Excerpted data:
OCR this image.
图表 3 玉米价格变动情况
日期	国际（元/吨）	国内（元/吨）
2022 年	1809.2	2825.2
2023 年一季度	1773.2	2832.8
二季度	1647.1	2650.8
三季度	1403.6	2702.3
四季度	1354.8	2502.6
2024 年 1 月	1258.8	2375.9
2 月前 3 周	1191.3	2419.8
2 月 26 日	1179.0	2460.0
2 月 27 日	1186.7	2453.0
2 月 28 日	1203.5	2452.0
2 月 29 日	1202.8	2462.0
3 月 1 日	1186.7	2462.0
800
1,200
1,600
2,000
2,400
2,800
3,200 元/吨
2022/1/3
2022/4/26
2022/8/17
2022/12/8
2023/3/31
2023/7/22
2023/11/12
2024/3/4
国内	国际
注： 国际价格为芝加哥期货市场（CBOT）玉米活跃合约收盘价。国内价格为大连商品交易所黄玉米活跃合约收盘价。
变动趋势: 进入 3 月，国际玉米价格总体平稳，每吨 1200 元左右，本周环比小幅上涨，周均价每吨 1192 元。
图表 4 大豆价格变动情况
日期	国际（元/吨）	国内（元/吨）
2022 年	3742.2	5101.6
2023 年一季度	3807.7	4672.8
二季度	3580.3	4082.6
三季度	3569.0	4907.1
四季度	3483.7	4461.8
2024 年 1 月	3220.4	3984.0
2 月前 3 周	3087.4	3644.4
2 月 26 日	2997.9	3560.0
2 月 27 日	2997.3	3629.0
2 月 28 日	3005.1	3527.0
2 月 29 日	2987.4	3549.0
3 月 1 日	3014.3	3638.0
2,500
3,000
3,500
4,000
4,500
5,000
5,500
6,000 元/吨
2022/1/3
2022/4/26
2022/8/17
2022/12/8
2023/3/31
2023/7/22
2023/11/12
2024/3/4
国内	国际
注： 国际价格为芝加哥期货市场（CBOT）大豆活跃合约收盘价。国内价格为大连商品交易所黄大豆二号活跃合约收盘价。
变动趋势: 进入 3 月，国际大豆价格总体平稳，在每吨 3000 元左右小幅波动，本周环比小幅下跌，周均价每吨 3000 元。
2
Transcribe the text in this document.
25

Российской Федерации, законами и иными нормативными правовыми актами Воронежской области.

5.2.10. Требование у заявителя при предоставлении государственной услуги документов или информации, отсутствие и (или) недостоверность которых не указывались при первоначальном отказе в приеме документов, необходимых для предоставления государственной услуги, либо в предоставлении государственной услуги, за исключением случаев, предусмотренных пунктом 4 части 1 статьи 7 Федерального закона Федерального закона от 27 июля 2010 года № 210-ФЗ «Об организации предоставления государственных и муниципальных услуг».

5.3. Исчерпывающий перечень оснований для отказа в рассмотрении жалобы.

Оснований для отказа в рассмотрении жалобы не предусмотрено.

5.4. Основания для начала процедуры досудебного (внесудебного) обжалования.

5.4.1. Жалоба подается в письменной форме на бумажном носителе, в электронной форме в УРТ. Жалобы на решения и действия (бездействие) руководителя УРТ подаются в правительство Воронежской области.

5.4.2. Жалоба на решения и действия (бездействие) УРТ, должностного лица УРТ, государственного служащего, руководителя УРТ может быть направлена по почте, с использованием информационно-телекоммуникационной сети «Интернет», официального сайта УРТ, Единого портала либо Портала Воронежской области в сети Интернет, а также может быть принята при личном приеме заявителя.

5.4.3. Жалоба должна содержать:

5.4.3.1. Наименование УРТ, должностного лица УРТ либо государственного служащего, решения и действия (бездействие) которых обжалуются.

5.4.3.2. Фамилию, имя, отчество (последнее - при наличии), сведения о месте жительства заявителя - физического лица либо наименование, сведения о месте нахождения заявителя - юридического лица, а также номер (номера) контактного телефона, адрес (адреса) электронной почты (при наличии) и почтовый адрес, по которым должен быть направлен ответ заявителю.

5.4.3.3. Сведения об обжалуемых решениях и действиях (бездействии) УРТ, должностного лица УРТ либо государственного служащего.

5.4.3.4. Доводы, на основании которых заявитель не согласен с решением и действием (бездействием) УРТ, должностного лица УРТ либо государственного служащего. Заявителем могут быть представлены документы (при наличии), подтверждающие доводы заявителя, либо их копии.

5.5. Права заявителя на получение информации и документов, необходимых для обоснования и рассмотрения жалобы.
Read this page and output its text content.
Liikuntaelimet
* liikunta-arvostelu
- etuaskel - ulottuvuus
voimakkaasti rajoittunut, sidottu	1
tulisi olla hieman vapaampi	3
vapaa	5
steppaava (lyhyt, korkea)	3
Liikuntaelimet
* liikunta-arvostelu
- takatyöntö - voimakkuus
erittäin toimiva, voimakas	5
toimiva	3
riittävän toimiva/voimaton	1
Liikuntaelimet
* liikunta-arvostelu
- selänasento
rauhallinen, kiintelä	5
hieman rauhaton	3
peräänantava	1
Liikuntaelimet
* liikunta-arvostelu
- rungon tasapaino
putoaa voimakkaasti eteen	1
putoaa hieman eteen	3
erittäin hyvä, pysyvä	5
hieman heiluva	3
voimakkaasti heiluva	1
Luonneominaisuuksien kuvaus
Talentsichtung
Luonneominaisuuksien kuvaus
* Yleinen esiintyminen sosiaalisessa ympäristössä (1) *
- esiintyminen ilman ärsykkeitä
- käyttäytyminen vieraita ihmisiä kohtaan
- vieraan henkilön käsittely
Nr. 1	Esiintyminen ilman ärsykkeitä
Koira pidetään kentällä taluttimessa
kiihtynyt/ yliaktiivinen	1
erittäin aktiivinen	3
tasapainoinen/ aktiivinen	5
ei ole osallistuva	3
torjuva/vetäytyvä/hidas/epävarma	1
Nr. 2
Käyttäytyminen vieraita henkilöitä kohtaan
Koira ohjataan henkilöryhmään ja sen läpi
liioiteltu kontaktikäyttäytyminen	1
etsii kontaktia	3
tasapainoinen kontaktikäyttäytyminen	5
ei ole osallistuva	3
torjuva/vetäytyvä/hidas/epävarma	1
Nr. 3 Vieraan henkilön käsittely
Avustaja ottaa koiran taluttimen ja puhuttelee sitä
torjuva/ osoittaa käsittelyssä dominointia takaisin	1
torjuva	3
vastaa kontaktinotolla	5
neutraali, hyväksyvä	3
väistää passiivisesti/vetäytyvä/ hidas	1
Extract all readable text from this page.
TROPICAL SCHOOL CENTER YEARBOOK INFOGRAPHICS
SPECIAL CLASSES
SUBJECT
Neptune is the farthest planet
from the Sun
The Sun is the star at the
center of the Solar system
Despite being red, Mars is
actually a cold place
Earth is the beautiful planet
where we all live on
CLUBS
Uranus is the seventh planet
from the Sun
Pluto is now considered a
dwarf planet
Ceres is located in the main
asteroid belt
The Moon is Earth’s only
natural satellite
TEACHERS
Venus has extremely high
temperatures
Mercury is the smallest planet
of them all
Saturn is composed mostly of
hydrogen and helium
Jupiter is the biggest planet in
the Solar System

Stated exercise: Every record above should be output exactly.

Result:
OCR this image.
图表 3 玉米价格变动情况
日期	国际（元/吨）	国内（元/吨）
2022 年	1809.2	2825.2
2023 年一季度	1773.2	2832.8
二季度	1647.1	2650.8
三季度	1403.6	2702.3
四季度	1354.8	2502.6
2024 年 1 月	1258.8	2375.9
2 月前 3 周	1191.3	2419.8
2 月 26 日	1179.0	2460.0
2 月 27 日	1186.7	2453.0
2 月 28 日	1203.5	2452.0
2 月 29 日	1202.8	2462.0
3 月 1 日	1186.7	2462.0
800
1,200
1,600
2,000
2,400
2,800
3,200 元/吨
2022/1/3
2022/4/26
2022/8/17
2022/12/8
2023/3/31
2023/7/22
2023/11/12
2024/3/4
国内	国际
注： 国际价格为芝加哥期货市场（CBOT）玉米活跃合约收盘价。国内价格为大连商品交易所黄玉米活跃合约收盘价。
变动趋势: 进入 3 月，国际玉米价格总体平稳，每吨 1200 元左右，本周环比小幅上涨，周均价每吨 1192 元。
图表 4 大豆价格变动情况
日期	国际（元/吨）	国内（元/吨）
2022 年	3742.2	5101.6
2023 年一季度	3807.7	4672.8
二季度	3580.3	4082.6
三季度	3569.0	4907.1
四季度	3483.7	4461.8
2024 年 1 月	3220.4	3984.0
2 月前 3 周	3087.4	3644.4
2 月 26 日	2997.9	3560.0
2 月 27 日	2997.3	3629.0
2 月 28 日	3005.1	3527.0
2 月 29 日	2987.4	3549.0
3 月 1 日	3014.3	3638.0
2,500
3,000
3,500
4,000
4,500
5,000
5,500
6,000 元/吨
2022/1/3
2022/4/26
2022/8/17
2022/12/8
2023/3/31
2023/7/22
2023/11/12
2024/3/4
国内	国际
注： 国际价格为芝加哥期货市场（CBOT）大豆活跃合约收盘价。国内价格为大连商品交易所黄大豆二号活跃合约收盘价。
变动趋势: 进入 3 月，国际大豆价格总体平稳，在每吨 3000 元左右小幅波动，本周环比小幅下跌，周均价每吨 3000 元。
2
Transcribe the text in this document.
25

Российской Федерации, законами и иными нормативными правовыми актами Воронежской области.

5.2.10. Требование у заявителя при предоставлении государственной услуги документов или информации, отсутствие и (или) недостоверность которых не указывались при первоначальном отказе в приеме документов, необходимых для предоставления государственной услуги, либо в предоставлении государственной услуги, за исключением случаев, предусмотренных пунктом 4 части 1 статьи 7 Федерального закона Федерального закона от 27 июля 2010 года № 210-ФЗ «Об организации предоставления государственных и муниципальных услуг».

5.3. Исчерпывающий перечень оснований для отказа в рассмотрении жалобы.

Оснований для отказа в рассмотрении жалобы не предусмотрено.

5.4. Основания для начала процедуры досудебного (внесудебного) обжалования.

5.4.1. Жалоба подается в письменной форме на бумажном носителе, в электронной форме в УРТ. Жалобы на решения и действия (бездействие) руководителя УРТ подаются в правительство Воронежской области.

5.4.2. Жалоба на решения и действия (бездействие) УРТ, должностного лица УРТ, государственного служащего, руководителя УРТ может быть направлена по почте, с использованием информационно-телекоммуникационной сети «Интернет», официального сайта УРТ, Единого портала либо Портала Воронежской области в сети Интернет, а также может быть принята при личном приеме заявителя.

5.4.3. Жалоба должна содержать:

5.4.3.1. Наименование УРТ, должностного лица УРТ либо государственного служащего, решения и действия (бездействие) которых обжалуются.

5.4.3.2. Фамилию, имя, отчество (последнее - при наличии), сведения о месте жительства заявителя - физического лица либо наименование, сведения о месте нахождения заявителя - юридического лица, а также номер (номера) контактного телефона, адрес (адреса) электронной почты (при наличии) и почтовый адрес, по которым должен быть направлен ответ заявителю.

5.4.3.3. Сведения об обжалуемых решениях и действиях (бездействии) УРТ, должностного лица УРТ либо государственного служащего.

5.4.3.4. Доводы, на основании которых заявитель не согласен с решением и действием (бездействием) УРТ, должностного лица УРТ либо государственного служащего. Заявителем могут быть представлены документы (при наличии), подтверждающие доводы заявителя, либо их копии.

5.5. Права заявителя на получение информации и документов, необходимых для обоснования и рассмотрения жалобы.
Read this page and output its text content.
Liikuntaelimet
* liikunta-arvostelu
- etuaskel - ulottuvuus
voimakkaasti rajoittunut, sidottu	1
tulisi olla hieman vapaampi	3
vapaa	5
steppaava (lyhyt, korkea)	3
Liikuntaelimet
* liikunta-arvostelu
- takatyöntö - voimakkuus
erittäin toimiva, voimakas	5
toimiva	3
riittävän toimiva/voimaton	1
Liikuntaelimet
* liikunta-arvostelu
- selänasento
rauhallinen, kiintelä	5
hieman rauhaton	3
peräänantava	1
Liikuntaelimet
* liikunta-arvostelu
- rungon tasapaino
putoaa voimakkaasti eteen	1
putoaa hieman eteen	3
erittäin hyvä, pysyvä	5
hieman heiluva	3
voimakkaasti heiluva	1
Luonneominaisuuksien kuvaus
Talentsichtung
Luonneominaisuuksien kuvaus
* Yleinen esiintyminen sosiaalisessa ympäristössä (1) *
- esiintyminen ilman ärsykkeitä
- käyttäytyminen vieraita ihmisiä kohtaan
- vieraan henkilön käsittely
Nr. 1	Esiintyminen ilman ärsykkeitä
Koira pidetään kentällä taluttimessa
kiihtynyt/ yliaktiivinen	1
erittäin aktiivinen	3
tasapainoinen/ aktiivinen	5
ei ole osallistuva	3
torjuva/vetäytyvä/hidas/epävarma	1
Nr. 2
Käyttäytyminen vieraita henkilöitä kohtaan
Koira ohjataan henkilöryhmään ja sen läpi
liioiteltu kontaktikäyttäytyminen	1
etsii kontaktia	3
tasapainoinen kontaktikäyttäytyminen	5
ei ole osallistuva	3
torjuva/vetäytyvä/hidas/epävarma	1
Nr. 3 Vieraan henkilön käsittely
Avustaja ottaa koiran taluttimen ja puhuttelee sitä
torjuva/ osoittaa käsittelyssä dominointia takaisin	1
torjuva	3
vastaa kontaktinotolla	5
neutraali, hyväksyvä	3
väistää passiivisesti/vetäytyvä/ hidas	1
Extract all readable text from this page.
TROPICAL SCHOOL CENTER YEARBOOK INFOGRAPHICS
SPECIAL CLASSES
SUBJECT
Neptune is the farthest planet
from the Sun
The Sun is the star at the
center of the Solar system
Despite being red, Mars is
actually a cold place
Earth is the beautiful planet
where we all live on
CLUBS
Uranus is the seventh planet
from the Sun
Pluto is now considered a
dwarf planet
Ceres is located in the main
asteroid belt
The Moon is Earth’s only
natural satellite
TEACHERS
Venus has extremely high
temperatures
Mercury is the smallest planet
of them all
Saturn is composed mostly of
hydrogen and helium
Jupiter is the biggest planet in
the Solar System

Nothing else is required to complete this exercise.